• _What the exercise asks_
Look through the records below and collect all lines that hold the string "Tỉnh".

Extracted data start

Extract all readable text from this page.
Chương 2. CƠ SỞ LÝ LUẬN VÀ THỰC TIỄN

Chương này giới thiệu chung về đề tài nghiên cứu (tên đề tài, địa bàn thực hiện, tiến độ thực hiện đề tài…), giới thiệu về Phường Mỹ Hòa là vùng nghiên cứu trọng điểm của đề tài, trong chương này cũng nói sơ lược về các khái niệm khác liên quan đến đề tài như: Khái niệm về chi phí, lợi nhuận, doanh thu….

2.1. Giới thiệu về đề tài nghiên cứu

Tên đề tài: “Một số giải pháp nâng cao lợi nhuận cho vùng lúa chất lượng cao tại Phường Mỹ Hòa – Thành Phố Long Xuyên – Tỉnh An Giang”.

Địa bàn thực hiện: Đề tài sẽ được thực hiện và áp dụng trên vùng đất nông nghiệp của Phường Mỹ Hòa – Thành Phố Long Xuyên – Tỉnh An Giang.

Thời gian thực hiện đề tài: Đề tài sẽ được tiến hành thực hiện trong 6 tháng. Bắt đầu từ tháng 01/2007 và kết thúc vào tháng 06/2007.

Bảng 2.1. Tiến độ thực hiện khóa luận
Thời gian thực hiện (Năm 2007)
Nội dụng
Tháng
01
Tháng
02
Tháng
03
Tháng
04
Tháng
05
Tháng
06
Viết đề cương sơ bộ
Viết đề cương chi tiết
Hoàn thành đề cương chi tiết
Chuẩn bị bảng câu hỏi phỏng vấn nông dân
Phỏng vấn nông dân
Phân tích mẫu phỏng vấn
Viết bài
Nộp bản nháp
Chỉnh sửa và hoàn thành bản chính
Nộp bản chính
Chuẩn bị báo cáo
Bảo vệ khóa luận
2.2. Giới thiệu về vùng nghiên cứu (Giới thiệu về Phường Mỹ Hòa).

Extracted data end

• _Finished answer_
Tên đề tài: “Một số giải pháp nâng cao lợi nhuận cho vùng lúa chất lượng cao tại Phường Mỹ Hòa – Thành Phố Long Xuyên – Tỉnh An Giang”.
Địa bàn thực hiện: Đề tài sẽ được thực hiện và áp dụng trên vùng đất nông nghiệp của Phường Mỹ Hòa – Thành Phố Long Xuyên – Tỉnh An Giang.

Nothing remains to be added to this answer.